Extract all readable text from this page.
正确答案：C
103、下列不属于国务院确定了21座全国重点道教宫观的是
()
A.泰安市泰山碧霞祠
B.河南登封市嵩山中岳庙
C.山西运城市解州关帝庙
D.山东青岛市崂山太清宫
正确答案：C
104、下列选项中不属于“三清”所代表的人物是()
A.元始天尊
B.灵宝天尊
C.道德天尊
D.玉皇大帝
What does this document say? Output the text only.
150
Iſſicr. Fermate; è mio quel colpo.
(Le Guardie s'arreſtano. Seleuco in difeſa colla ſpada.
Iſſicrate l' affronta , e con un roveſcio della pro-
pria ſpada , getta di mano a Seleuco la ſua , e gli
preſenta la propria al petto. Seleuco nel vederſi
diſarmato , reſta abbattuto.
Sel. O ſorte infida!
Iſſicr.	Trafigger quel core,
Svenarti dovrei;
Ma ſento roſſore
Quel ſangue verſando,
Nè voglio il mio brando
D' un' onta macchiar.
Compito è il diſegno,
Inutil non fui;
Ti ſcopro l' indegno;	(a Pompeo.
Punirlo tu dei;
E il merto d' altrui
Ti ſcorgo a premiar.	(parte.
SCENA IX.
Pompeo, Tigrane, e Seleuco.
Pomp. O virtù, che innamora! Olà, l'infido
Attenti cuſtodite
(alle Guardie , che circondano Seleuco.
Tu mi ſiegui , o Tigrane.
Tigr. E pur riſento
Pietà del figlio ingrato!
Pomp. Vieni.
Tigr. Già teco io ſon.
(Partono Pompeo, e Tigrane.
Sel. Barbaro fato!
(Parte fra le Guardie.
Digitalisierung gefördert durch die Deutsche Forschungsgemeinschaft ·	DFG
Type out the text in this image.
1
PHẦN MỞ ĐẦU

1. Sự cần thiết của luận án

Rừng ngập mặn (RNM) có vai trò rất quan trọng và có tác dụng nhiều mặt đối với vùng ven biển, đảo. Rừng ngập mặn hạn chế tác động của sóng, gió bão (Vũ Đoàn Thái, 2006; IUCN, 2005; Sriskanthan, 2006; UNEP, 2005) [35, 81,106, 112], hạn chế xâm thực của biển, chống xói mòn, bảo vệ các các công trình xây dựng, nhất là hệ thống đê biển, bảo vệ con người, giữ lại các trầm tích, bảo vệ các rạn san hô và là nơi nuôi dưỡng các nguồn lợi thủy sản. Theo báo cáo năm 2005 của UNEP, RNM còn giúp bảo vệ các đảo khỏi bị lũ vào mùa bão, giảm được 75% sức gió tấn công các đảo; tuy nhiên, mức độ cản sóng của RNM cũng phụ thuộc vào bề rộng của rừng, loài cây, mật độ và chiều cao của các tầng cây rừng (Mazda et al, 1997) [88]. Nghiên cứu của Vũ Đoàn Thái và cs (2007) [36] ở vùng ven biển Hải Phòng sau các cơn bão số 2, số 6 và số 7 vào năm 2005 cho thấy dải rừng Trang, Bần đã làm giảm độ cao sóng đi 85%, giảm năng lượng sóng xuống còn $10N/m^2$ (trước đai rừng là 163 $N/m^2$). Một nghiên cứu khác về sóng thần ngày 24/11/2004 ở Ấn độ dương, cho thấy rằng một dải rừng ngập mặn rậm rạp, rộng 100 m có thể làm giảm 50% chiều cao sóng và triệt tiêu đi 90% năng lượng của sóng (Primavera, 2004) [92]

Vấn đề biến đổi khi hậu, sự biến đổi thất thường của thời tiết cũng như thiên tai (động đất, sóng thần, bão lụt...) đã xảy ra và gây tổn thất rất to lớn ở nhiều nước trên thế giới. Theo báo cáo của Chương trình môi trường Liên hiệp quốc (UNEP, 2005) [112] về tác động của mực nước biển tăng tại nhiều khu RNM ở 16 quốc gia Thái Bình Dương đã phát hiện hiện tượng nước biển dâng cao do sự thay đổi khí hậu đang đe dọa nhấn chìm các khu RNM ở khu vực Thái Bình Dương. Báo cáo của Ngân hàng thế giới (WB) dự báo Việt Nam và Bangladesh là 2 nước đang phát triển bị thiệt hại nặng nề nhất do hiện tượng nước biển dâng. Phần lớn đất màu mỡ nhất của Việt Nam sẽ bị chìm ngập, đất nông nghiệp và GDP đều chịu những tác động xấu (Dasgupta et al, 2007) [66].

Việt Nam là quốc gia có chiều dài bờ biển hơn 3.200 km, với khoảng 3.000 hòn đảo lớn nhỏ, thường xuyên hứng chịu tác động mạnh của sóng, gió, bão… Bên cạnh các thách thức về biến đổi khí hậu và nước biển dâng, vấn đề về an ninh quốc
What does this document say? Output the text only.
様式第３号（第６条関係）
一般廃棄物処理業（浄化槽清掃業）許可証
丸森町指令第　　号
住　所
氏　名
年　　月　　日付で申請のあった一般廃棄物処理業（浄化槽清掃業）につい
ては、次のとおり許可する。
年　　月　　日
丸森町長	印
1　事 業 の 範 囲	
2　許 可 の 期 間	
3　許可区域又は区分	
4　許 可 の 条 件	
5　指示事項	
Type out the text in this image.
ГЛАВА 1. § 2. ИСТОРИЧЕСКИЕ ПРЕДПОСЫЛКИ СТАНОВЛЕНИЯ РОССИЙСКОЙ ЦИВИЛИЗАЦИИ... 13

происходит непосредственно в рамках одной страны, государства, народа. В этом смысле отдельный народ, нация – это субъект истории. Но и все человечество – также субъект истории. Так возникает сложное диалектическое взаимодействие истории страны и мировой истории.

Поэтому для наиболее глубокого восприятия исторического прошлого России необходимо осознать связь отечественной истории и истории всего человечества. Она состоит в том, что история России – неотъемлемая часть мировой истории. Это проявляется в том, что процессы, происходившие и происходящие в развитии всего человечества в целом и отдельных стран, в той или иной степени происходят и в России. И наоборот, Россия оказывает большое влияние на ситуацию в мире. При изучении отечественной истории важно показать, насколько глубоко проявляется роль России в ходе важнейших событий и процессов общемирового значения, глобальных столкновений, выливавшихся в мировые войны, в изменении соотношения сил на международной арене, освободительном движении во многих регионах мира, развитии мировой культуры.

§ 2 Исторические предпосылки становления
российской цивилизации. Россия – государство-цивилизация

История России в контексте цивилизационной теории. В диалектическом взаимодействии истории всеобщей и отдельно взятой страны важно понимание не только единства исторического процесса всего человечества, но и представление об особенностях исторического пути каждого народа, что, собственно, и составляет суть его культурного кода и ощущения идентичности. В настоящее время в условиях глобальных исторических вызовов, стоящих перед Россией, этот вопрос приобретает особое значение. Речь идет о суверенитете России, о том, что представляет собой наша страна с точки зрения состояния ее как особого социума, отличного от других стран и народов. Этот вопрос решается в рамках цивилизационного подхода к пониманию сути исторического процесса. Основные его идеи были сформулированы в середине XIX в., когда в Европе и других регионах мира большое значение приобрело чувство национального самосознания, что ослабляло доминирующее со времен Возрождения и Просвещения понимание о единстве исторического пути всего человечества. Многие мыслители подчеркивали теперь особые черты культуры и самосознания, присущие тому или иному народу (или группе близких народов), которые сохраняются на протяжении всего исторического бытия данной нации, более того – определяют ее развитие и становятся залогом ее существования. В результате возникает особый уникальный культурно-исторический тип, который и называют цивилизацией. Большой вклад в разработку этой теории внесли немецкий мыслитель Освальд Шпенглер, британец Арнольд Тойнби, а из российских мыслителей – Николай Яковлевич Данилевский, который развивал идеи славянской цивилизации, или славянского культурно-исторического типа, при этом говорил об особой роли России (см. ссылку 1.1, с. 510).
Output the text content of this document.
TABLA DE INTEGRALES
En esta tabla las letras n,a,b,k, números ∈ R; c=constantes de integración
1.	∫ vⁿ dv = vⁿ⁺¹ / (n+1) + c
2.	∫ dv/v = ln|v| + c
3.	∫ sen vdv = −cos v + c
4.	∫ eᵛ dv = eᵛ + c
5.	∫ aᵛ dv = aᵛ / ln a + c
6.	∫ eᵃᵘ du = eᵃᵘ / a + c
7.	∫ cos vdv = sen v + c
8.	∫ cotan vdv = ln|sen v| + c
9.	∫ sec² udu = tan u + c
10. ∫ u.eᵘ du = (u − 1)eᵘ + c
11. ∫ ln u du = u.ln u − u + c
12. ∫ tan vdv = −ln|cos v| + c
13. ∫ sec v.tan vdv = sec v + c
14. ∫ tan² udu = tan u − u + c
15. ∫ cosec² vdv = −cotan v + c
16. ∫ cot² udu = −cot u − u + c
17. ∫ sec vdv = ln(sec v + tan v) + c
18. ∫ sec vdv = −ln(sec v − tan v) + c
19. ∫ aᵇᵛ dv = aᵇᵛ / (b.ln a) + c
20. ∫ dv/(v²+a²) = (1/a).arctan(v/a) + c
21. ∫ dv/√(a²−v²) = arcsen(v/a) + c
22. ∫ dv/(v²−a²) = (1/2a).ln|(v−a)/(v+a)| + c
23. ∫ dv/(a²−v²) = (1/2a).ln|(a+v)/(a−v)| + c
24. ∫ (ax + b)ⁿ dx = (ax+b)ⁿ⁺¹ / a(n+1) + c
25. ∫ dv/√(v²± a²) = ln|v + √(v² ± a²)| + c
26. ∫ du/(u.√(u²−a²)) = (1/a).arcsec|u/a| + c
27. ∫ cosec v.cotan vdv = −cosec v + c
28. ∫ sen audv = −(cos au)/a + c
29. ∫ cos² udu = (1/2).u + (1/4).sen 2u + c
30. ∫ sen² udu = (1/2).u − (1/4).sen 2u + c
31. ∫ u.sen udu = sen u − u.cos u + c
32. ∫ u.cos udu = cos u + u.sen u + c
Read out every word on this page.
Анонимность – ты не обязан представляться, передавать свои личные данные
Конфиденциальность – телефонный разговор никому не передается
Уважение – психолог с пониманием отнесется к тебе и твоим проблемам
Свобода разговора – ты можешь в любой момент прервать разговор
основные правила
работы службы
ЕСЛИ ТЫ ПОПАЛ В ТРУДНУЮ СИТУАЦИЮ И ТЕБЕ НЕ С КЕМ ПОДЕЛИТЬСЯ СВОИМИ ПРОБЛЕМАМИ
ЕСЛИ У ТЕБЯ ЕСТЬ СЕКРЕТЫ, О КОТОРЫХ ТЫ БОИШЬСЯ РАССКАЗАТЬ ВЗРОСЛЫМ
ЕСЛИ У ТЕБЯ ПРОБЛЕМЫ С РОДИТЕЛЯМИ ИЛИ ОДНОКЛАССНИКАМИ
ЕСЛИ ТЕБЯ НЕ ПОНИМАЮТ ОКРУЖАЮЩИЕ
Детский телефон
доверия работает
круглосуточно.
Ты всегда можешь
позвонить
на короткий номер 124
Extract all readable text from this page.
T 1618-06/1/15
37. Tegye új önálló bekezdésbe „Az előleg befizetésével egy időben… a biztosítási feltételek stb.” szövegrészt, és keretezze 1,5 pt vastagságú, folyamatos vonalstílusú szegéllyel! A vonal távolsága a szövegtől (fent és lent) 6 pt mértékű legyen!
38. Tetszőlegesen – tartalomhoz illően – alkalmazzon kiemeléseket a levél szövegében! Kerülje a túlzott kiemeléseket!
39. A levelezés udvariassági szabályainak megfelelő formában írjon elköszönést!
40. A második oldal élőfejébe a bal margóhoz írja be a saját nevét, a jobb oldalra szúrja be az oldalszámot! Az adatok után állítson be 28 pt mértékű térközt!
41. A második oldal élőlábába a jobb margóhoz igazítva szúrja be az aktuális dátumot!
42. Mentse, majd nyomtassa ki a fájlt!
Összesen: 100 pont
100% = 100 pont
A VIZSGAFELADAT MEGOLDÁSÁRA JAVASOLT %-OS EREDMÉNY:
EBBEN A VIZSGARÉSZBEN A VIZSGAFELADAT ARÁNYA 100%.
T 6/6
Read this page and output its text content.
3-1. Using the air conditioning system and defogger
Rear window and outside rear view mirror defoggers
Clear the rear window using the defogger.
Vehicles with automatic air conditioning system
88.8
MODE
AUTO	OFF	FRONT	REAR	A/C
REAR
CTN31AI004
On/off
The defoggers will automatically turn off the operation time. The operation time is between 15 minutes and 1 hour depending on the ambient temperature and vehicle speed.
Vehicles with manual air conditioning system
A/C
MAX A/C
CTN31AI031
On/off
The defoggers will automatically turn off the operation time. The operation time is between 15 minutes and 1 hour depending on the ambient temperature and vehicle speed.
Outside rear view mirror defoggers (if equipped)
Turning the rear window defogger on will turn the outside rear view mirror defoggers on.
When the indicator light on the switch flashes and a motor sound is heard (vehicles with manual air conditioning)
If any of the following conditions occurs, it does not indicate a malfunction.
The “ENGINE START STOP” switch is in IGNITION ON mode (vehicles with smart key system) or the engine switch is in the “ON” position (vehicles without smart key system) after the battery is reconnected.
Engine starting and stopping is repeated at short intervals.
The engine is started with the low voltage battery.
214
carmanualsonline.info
--------------------
Scan the listing above and copy all lines containing the word "jobb".

→ **Exercise output**
40. A második oldal élőfejébe a bal margóhoz írja be a saját nevét, a jobb oldalra szúrja be az oldalszámot! Az adatok után állítson be 28 pt mértékű térközt!
41. A második oldal élőlábába a jobb margóhoz igazítva szúrja be az aktuális dátumot!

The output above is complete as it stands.